Saved entries:

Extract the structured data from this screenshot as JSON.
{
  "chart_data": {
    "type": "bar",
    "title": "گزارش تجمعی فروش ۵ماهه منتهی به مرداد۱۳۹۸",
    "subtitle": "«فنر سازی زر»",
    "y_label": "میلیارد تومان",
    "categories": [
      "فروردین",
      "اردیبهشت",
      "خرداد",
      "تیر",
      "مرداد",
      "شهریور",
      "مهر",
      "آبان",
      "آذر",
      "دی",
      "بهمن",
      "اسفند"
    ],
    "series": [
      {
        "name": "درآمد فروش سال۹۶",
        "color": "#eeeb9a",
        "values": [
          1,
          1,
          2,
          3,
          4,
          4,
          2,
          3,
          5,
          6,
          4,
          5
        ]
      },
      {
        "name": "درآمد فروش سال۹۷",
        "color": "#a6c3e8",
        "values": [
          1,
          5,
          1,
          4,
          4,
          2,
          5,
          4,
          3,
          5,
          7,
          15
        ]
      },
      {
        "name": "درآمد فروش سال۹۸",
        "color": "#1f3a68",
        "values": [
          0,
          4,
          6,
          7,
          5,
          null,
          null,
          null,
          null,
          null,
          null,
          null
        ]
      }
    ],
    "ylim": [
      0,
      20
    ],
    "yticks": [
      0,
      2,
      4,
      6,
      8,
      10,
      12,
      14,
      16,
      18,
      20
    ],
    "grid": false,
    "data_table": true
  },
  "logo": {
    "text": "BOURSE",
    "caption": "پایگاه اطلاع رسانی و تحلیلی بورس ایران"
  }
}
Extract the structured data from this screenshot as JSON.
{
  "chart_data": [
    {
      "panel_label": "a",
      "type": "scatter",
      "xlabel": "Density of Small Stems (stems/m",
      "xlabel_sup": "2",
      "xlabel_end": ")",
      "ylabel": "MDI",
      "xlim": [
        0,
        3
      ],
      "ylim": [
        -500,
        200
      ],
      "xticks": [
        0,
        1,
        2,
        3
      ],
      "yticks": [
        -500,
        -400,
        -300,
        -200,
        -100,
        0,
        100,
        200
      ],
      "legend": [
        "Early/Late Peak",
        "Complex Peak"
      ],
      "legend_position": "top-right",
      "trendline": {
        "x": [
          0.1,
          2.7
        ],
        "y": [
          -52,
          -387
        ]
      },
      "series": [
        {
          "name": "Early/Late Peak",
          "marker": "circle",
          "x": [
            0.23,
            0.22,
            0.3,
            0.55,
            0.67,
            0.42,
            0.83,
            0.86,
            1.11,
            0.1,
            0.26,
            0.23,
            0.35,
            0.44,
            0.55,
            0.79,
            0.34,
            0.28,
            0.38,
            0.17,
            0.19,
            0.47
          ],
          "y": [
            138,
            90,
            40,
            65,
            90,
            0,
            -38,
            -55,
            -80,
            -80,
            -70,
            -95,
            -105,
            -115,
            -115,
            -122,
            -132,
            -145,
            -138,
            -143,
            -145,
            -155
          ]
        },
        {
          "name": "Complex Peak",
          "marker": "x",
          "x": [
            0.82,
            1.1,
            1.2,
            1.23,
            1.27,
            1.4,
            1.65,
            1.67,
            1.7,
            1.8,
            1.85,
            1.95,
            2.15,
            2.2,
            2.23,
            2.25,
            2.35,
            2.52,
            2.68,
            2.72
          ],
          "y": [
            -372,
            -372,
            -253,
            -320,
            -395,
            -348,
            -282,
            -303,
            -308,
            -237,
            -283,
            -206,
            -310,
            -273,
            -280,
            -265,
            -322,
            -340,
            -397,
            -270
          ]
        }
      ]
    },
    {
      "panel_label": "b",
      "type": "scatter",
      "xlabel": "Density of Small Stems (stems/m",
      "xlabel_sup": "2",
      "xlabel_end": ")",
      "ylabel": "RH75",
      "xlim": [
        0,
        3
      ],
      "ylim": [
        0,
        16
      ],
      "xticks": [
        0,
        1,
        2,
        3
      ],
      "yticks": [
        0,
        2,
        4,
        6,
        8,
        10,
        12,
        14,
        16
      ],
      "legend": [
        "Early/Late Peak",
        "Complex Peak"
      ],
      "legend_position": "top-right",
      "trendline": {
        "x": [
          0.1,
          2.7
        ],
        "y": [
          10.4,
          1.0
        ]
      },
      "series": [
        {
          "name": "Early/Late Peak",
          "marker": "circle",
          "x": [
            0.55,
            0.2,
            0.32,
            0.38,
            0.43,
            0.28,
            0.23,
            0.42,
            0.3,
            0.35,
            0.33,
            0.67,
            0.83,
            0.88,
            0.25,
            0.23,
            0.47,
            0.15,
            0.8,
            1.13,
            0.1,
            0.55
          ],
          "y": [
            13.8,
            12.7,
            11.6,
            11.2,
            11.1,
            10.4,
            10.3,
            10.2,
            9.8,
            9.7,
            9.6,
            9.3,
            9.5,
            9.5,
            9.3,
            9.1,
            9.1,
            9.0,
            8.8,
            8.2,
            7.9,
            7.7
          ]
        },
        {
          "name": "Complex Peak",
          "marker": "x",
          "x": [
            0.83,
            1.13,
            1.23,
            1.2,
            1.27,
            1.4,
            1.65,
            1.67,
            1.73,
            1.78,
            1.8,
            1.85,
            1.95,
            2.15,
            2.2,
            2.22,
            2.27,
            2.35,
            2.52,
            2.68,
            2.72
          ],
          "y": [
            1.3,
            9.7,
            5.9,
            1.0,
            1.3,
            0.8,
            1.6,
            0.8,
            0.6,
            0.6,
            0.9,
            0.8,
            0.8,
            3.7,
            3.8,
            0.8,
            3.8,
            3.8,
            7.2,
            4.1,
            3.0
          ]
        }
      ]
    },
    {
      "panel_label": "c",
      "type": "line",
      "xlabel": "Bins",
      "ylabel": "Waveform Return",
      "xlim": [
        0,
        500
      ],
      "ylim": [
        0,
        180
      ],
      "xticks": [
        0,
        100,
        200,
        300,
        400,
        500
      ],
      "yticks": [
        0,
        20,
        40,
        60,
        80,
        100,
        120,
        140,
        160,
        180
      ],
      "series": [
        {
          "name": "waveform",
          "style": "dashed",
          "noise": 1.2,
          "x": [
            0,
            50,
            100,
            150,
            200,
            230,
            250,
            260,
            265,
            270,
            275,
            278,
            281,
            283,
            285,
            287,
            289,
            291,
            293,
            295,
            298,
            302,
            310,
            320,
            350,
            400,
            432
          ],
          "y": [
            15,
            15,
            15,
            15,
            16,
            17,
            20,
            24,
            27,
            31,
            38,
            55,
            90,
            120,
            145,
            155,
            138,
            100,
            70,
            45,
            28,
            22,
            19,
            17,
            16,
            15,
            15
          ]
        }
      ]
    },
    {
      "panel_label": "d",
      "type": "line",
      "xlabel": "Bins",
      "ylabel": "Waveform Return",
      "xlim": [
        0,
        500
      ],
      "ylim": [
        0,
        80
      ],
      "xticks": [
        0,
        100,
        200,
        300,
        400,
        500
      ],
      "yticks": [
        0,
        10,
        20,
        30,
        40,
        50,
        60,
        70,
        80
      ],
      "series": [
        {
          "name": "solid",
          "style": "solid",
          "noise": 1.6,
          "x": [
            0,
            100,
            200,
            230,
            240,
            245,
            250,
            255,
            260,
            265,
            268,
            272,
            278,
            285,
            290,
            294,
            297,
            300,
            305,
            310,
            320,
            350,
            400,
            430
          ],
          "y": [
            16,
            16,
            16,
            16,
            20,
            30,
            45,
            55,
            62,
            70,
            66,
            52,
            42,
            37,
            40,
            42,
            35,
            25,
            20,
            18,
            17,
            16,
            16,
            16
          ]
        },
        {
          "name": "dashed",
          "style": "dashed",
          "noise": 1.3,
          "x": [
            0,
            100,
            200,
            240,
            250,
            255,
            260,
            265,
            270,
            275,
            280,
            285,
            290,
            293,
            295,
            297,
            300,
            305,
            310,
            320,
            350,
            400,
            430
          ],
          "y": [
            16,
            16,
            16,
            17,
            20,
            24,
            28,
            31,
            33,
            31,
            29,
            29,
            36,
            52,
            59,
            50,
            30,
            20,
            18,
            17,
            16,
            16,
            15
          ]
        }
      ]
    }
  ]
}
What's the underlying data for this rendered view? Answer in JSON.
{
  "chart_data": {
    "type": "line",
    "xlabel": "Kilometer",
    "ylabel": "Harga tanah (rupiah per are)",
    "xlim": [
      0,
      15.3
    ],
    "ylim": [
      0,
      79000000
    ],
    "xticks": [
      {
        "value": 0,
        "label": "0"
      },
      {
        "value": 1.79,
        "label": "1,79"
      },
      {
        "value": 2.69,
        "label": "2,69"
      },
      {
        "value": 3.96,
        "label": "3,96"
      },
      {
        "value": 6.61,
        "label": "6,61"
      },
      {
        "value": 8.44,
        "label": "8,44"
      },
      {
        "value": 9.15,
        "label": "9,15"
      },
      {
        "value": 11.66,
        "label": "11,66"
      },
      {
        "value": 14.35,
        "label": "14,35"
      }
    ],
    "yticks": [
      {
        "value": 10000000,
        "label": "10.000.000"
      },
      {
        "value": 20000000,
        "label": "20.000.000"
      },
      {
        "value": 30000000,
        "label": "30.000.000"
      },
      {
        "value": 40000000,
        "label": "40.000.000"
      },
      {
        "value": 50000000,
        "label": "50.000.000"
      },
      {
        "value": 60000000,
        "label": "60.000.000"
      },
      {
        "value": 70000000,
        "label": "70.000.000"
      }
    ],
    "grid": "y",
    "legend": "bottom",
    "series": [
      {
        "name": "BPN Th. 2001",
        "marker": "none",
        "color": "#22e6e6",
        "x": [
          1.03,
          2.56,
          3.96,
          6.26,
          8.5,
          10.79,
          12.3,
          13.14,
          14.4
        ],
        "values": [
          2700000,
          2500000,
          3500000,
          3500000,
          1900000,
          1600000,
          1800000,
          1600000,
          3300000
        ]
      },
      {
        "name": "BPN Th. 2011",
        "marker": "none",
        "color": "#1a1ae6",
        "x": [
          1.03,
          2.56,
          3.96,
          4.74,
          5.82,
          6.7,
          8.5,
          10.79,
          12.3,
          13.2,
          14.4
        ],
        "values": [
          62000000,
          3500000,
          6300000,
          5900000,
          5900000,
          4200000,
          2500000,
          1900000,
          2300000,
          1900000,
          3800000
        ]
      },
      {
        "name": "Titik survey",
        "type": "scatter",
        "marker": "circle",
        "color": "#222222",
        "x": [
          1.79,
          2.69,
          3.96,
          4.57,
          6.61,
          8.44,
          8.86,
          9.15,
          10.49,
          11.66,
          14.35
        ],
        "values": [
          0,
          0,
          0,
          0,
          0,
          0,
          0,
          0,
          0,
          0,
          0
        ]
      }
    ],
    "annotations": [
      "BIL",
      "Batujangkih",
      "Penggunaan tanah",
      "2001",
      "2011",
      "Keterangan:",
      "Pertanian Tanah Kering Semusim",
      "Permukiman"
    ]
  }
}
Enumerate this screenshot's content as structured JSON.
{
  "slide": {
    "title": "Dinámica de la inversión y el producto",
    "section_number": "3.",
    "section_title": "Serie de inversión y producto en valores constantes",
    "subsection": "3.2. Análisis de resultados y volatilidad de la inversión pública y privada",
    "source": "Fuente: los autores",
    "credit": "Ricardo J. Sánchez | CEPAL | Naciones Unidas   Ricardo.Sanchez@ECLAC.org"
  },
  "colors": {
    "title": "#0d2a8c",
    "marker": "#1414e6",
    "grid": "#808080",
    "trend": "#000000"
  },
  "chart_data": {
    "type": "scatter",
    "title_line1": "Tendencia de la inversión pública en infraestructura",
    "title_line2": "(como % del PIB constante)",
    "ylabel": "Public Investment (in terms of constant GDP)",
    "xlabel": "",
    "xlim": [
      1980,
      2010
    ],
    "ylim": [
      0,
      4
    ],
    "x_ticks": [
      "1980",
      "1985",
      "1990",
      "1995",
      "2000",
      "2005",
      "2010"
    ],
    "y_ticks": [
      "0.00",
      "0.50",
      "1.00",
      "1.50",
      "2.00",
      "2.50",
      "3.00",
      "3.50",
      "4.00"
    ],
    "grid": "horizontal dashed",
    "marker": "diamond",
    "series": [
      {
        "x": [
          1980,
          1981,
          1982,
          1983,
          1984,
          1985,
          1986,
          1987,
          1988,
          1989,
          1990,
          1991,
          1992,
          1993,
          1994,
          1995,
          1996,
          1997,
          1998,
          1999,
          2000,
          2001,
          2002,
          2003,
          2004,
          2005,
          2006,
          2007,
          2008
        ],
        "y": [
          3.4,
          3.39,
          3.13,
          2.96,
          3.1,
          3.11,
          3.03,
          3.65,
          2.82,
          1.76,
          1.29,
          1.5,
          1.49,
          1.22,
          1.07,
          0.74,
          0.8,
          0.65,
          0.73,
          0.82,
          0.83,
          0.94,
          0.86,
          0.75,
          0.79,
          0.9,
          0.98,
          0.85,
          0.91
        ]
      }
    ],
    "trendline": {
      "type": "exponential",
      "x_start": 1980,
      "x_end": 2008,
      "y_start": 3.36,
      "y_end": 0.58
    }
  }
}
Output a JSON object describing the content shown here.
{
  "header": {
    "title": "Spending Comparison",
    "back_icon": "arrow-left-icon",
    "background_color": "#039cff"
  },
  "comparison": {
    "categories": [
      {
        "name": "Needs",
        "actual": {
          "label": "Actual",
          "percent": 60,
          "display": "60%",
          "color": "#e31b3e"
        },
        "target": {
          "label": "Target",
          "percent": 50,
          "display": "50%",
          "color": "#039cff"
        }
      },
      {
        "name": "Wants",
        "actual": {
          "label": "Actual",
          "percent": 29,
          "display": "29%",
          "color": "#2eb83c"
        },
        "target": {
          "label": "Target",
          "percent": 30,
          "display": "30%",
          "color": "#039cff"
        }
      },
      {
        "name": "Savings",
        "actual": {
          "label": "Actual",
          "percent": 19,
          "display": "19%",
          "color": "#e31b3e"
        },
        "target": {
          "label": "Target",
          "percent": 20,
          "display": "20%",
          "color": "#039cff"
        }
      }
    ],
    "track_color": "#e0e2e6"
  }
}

### Given task:
Where a line of the records above holds the word "percent", copy that line.

### Task solution:
          "percent": 60,
          "percent": 50,
          "percent": 29,
          "percent": 30,
          "percent": 19,
          "percent": 20,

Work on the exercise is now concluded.